┌──

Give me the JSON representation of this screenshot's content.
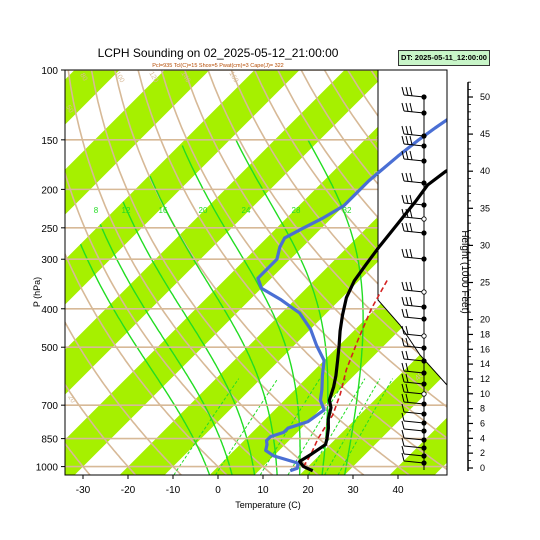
{
  "title": "LCPH Sounding on 02_2025-05-12_21:00:00",
  "subtitle": "Pcl=935 Tcl(C)=15 Shox=5 Pwat(cm)=3 Cape(J)= 322",
  "dt_label": "DT: 2025-05-11_12:00:00",
  "chart_data": {
    "type": "line",
    "title": "LCPH Sounding on 02_2025-05-12_21:00:00",
    "xlabel": "Temperature (C)",
    "ylabel": "P (hPa)",
    "y2label": "Height (1000 Feet)",
    "x_ticks": [
      -30,
      -20,
      -10,
      0,
      10,
      20,
      30,
      40
    ],
    "xlim": [
      -33,
      42
    ],
    "y_ticks": [
      100,
      150,
      200,
      250,
      300,
      400,
      500,
      700,
      850,
      1000
    ],
    "ylim": [
      1050,
      100
    ],
    "y_scale": "log",
    "height_ticks": [
      0,
      2,
      4,
      6,
      8,
      10,
      12,
      14,
      16,
      18,
      20,
      25,
      30,
      35,
      40,
      45,
      50
    ],
    "mixing_ratio_labels": [
      "8",
      "12",
      "16",
      "20",
      "24",
      "28",
      "32"
    ],
    "isotherm_labels": [
      "40",
      "30",
      "20",
      "10",
      "0",
      "-10",
      "-20",
      "-30"
    ],
    "dry_adiabat_labels": [
      "80",
      "100",
      "120",
      "140",
      "160",
      "50",
      "20"
    ],
    "colors": {
      "temperature": "#000000",
      "dewpoint": "#4a6fd4",
      "parcel": "#d42020",
      "band": "#a6f000",
      "dry_adiabat": "#d7b997",
      "moist_adiabat": "#22dd22",
      "mixing_ratio": "#22dd22"
    },
    "series": [
      {
        "points": [
          [
            22,
            1025
          ],
          [
            19,
            1000
          ],
          [
            17,
            970
          ],
          [
            18,
            930
          ],
          [
            19,
            880
          ],
          [
            18,
            850
          ],
          [
            16,
            800
          ],
          [
            14,
            760
          ],
          [
            13,
            735
          ],
          [
            12,
            710
          ],
          [
            10,
            680
          ],
          [
            8,
            630
          ],
          [
            6,
            590
          ],
          [
            3,
            540
          ],
          [
            0,
            495
          ],
          [
            -3,
            455
          ],
          [
            -6,
            415
          ],
          [
            -9,
            375
          ],
          [
            -11,
            340
          ],
          [
            -12,
            310
          ],
          [
            -13,
            280
          ],
          [
            -14,
            245
          ],
          [
            -15,
            215
          ],
          [
            -16,
            195
          ],
          [
            -15,
            180
          ],
          [
            -12,
            165
          ],
          [
            -9,
            150
          ],
          [
            -7,
            140
          ],
          [
            -6,
            130
          ],
          [
            -3,
            118
          ],
          [
            -1,
            108
          ],
          [
            1,
            100
          ]
        ]
      },
      {
        "points": [
          [
            17,
            1025
          ],
          [
            18,
            1010
          ],
          [
            17,
            980
          ],
          [
            10,
            940
          ],
          [
            7,
            910
          ],
          [
            6,
            880
          ],
          [
            5,
            860
          ],
          [
            5,
            840
          ],
          [
            7,
            820
          ],
          [
            7,
            800
          ],
          [
            10,
            770
          ],
          [
            11,
            720
          ],
          [
            8,
            680
          ],
          [
            6,
            640
          ],
          [
            3,
            590
          ],
          [
            0,
            540
          ],
          [
            -5,
            495
          ],
          [
            -10,
            450
          ],
          [
            -16,
            410
          ],
          [
            -23,
            380
          ],
          [
            -30,
            355
          ],
          [
            -33,
            335
          ],
          [
            -33,
            300
          ],
          [
            -35,
            280
          ],
          [
            -36,
            265
          ],
          [
            -34,
            250
          ],
          [
            -32,
            237
          ],
          [
            -30,
            220
          ],
          [
            -30,
            190
          ],
          [
            -29,
            165
          ],
          [
            -28,
            150
          ],
          [
            -27,
            140
          ],
          [
            -25,
            125
          ],
          [
            -22,
            110
          ],
          [
            -19,
            100
          ]
        ]
      },
      {
        "points": [
          [
            19,
            1000
          ],
          [
            18,
            935
          ],
          [
            16,
            850
          ],
          [
            14,
            740
          ],
          [
            11,
            655
          ],
          [
            7,
            570
          ],
          [
            3,
            480
          ],
          [
            -1,
            400
          ],
          [
            -4,
            335
          ]
        ]
      }
    ]
  }
}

└──

WHAT YOU ARE ASKED TO DO:
Omit every picture while copying the listing above exactly.

ANSWER TO THE PROBLEM:
Give me the JSON representation of this screenshot's content.
{
  "title": "LCPH Sounding on 02_2025-05-12_21:00:00",
  "subtitle": "Pcl=935 Tcl(C)=15 Shox=5 Pwat(cm)=3 Cape(J)= 322",
  "dt_label": "DT: 2025-05-11_12:00:00",
  "chart_data": {
    "type": "line",
    "title": "LCPH Sounding on 02_2025-05-12_21:00:00",
    "xlabel": "Temperature (C)",
    "ylabel": "P (hPa)",
    "y2label": "Height (1000 Feet)",
    "x_ticks": [
      -30,
      -20,
      -10,
      0,
      10,
      20,
      30,
      40
    ],
    "xlim": [
      -33,
      42
    ],
    "y_ticks": [
      100,
      150,
      200,
      250,
      300,
      400,
      500,
      700,
      850,
      1000
    ],
    "ylim": [
      1050,
      100
    ],
    "y_scale": "log",
    "height_ticks": [
      0,
      2,
      4,
      6,
      8,
      10,
      12,
      14,
      16,
      18,
      20,
      25,
      30,
      35,
      40,
      45,
      50
    ],
    "mixing_ratio_labels": [
      "8",
      "12",
      "16",
      "20",
      "24",
      "28",
      "32"
    ],
    "isotherm_labels": [
      "40",
      "30",
      "20",
      "10",
      "0",
      "-10",
      "-20",
      "-30"
    ],
    "dry_adiabat_labels": [
      "80",
      "100",
      "120",
      "140",
      "160",
      "50",
      "20"
    ],
    "colors": {
      "temperature": "#000000",
      "dewpoint": "#4a6fd4",
      "parcel": "#d42020",
      "band": "#a6f000",
      "dry_adiabat": "#d7b997",
      "moist_adiabat": "#22dd22",
      "mixing_ratio": "#22dd22"
    },
    "series": [
      {
        "points": [
          [
            22,
            1025
          ],
          [
            19,
            1000
          ],
          [
            17,
            970
          ],
          [
            18,
            930
          ],
          [
            19,
            880
          ],
          [
            18,
            850
          ],
          [
            16,
            800
          ],
          [
            14,
            760
          ],
          [
            13,
            735
          ],
          [
            12,
            710
          ],
          [
            10,
            680
          ],
          [
            8,
            630
          ],
          [
            6,
            590
          ],
          [
            3,
            540
          ],
          [
            0,
            495
          ],
          [
            -3,
            455
          ],
          [
            -6,
            415
          ],
          [
            -9,
            375
          ],
          [
            -11,
            340
          ],
          [
            -12,
            310
          ],
          [
            -13,
            280
          ],
          [
            -14,
            245
          ],
          [
            -15,
            215
          ],
          [
            -16,
            195
          ],
          [
            -15,
            180
          ],
          [
            -12,
            165
          ],
          [
            -9,
            150
          ],
          [
            -7,
            140
          ],
          [
            -6,
            130
          ],
          [
            -3,
            118
          ],
          [
            -1,
            108
          ],
          [
            1,
            100
          ]
        ]
      },
      {
        "points": [
          [
            17,
            1025
          ],
          [
            18,
            1010
          ],
          [
            17,
            980
          ],
          [
            10,
            940
          ],
          [
            7,
            910
          ],
          [
            6,
            880
          ],
          [
            5,
            860
          ],
          [
            5,
            840
          ],
          [
            7,
            820
          ],
          [
            7,
            800
          ],
          [
            10,
            770
          ],
          [
            11,
            720
          ],
          [
            8,
            680
          ],
          [
            6,
            640
          ],
          [
            3,
            590
          ],
          [
            0,
            540
          ],
          [
            -5,
            495
          ],
          [
            -10,
            450
          ],
          [
            -16,
            410
          ],
          [
            -23,
            380
          ],
          [
            -30,
            355
          ],
          [
            -33,
            335
          ],
          [
            -33,
            300
          ],
          [
            -35,
            280
          ],
          [
            -36,
            265
          ],
          [
            -34,
            250
          ],
          [
            -32,
            237
          ],
          [
            -30,
            220
          ],
          [
            -30,
            190
          ],
          [
            -29,
            165
          ],
          [
            -28,
            150
          ],
          [
            -27,
            140
          ],
          [
            -25,
            125
          ],
          [
            -22,
            110
          ],
          [
            -19,
            100
          ]
        ]
      },
      {
        "points": [
          [
            19,
            1000
          ],
          [
            18,
            935
          ],
          [
            16,
            850
          ],
          [
            14,
            740
          ],
          [
            11,
            655
          ],
          [
            7,
            570
          ],
          [
            3,
            480
          ],
          [
            -1,
            400
          ],
          [
            -4,
            335
          ]
        ]
      }
    ]
  }
}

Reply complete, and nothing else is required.